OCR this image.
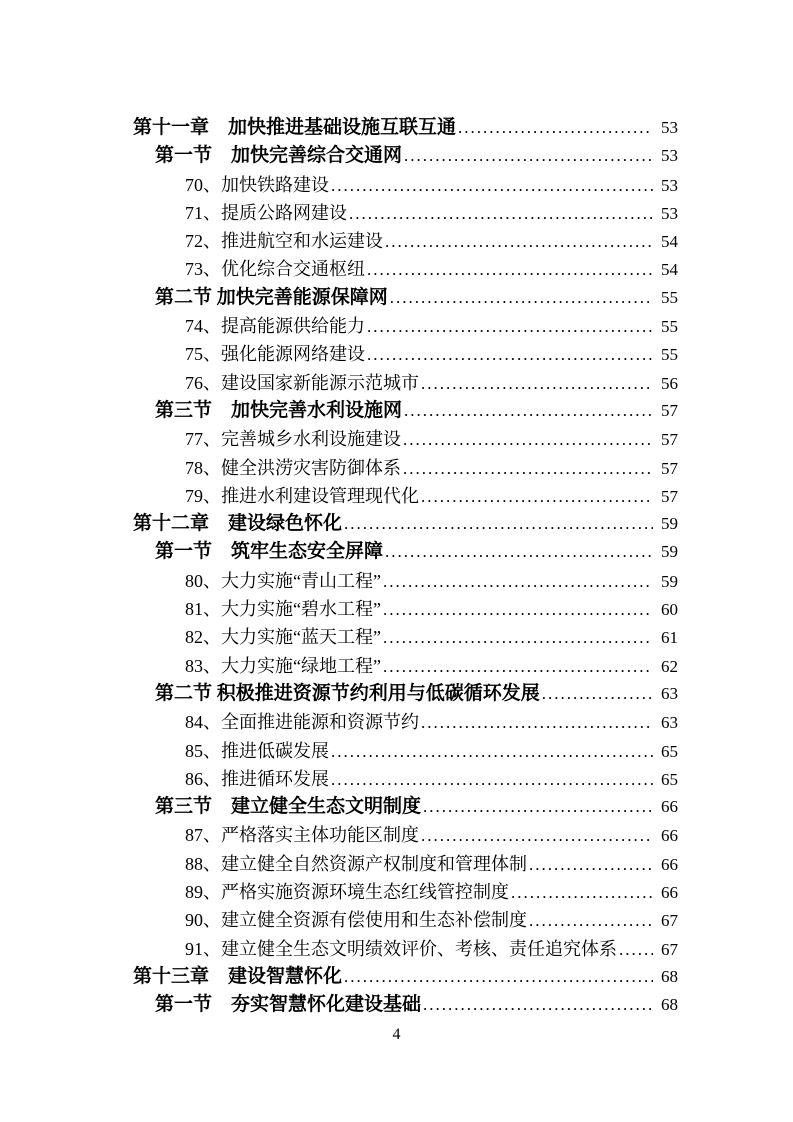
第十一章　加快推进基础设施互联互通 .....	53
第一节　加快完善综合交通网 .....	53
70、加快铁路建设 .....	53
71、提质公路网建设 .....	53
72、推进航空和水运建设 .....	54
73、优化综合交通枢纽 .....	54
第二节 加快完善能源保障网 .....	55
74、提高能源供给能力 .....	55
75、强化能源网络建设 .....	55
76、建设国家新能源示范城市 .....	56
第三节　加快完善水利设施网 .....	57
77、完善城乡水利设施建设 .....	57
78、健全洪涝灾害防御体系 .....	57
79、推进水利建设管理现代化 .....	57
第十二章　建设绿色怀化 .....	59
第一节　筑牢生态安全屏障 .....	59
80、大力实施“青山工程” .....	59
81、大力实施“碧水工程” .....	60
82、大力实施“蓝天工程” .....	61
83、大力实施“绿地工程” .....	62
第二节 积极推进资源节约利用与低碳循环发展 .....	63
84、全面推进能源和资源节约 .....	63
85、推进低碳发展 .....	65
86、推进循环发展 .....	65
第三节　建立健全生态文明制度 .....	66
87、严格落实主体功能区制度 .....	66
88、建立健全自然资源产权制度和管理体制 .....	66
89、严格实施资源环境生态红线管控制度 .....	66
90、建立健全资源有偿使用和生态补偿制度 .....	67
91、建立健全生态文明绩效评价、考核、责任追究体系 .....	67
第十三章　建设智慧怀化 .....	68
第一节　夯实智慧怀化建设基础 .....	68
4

--

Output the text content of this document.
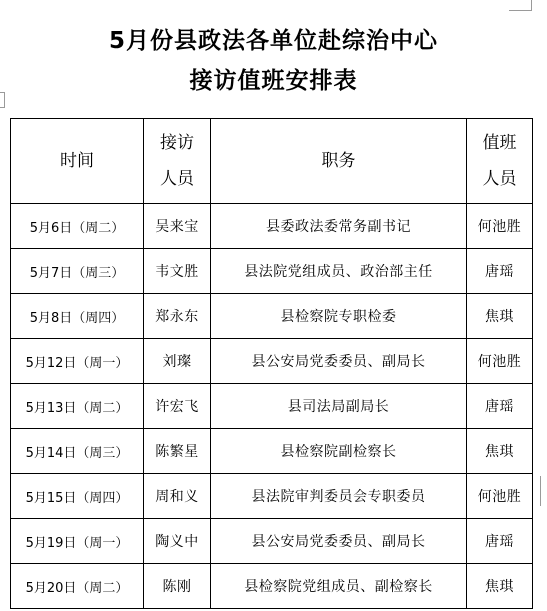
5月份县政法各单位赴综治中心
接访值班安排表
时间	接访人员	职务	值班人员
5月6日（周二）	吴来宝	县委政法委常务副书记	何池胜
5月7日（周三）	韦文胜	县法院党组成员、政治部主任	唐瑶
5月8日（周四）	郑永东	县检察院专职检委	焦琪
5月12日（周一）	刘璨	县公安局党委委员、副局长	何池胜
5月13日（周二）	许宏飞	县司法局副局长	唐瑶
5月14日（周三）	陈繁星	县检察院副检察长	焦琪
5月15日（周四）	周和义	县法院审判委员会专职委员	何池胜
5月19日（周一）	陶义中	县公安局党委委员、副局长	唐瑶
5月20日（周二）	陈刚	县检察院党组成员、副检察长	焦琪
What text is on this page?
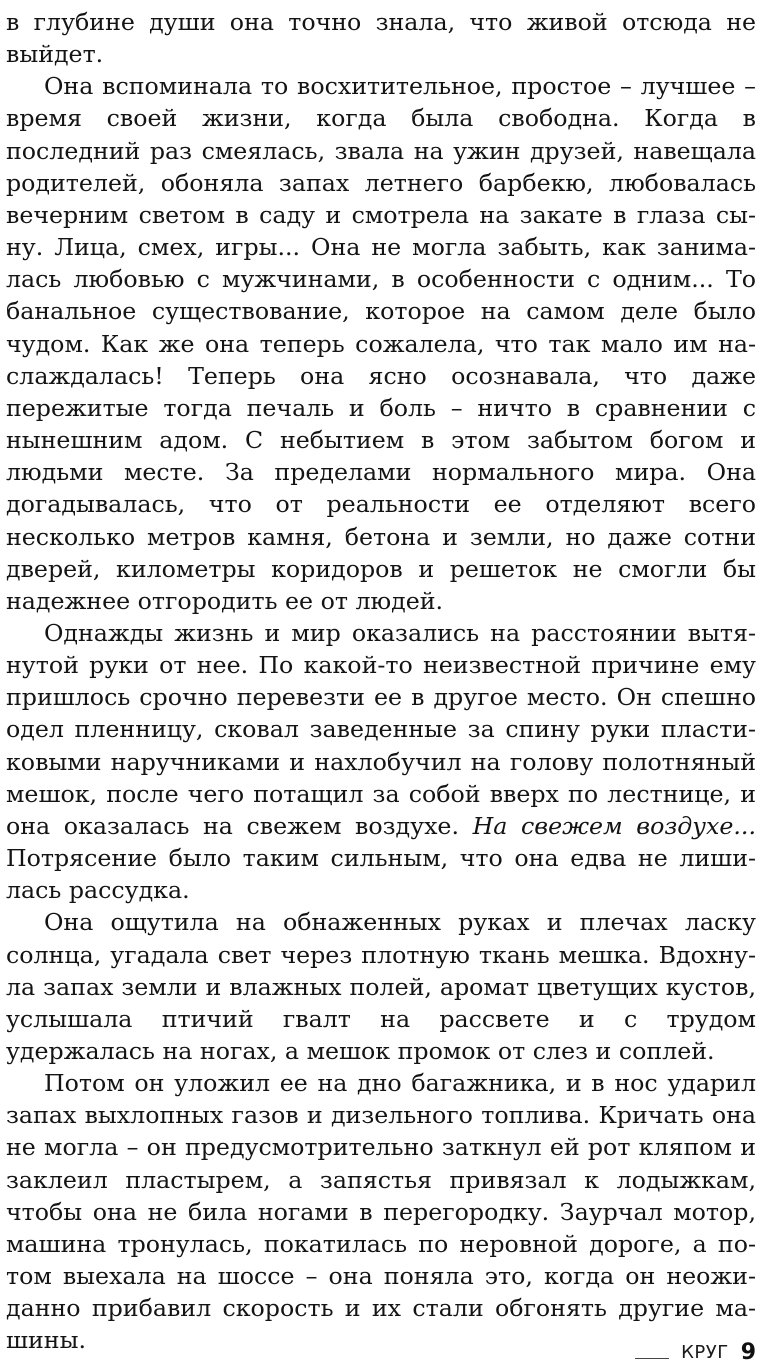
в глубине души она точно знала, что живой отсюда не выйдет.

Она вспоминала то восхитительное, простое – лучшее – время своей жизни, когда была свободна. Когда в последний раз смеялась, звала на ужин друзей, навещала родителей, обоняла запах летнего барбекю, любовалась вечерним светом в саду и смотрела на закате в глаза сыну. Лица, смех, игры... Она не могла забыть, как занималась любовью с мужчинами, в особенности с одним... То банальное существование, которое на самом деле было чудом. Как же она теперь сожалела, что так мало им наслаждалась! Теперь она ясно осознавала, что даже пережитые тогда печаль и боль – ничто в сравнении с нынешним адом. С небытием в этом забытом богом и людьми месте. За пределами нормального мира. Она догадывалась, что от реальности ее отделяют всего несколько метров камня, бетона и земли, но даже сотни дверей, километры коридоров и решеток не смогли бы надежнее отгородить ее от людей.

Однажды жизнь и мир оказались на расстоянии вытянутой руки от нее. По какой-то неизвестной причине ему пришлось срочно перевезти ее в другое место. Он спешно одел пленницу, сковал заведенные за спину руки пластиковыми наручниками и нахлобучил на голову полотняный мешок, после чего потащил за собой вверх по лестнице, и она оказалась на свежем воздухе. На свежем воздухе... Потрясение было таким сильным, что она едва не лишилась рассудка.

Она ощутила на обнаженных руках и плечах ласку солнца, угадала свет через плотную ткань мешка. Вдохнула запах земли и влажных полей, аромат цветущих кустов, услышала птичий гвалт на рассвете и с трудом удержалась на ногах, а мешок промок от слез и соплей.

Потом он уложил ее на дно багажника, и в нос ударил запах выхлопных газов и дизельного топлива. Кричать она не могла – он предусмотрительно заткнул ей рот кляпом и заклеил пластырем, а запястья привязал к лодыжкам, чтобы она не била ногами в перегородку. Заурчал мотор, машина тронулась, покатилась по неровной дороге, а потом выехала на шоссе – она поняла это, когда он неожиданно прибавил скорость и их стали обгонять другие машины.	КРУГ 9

Problem: Select every line of the records holding the string "县公安局党委委员".

Output for this task:
5月12日（周一）	刘璨	县公安局党委委员、副局长	何池胜
5月19日（周一）	陶义中	县公安局党委委员、副局长	唐瑶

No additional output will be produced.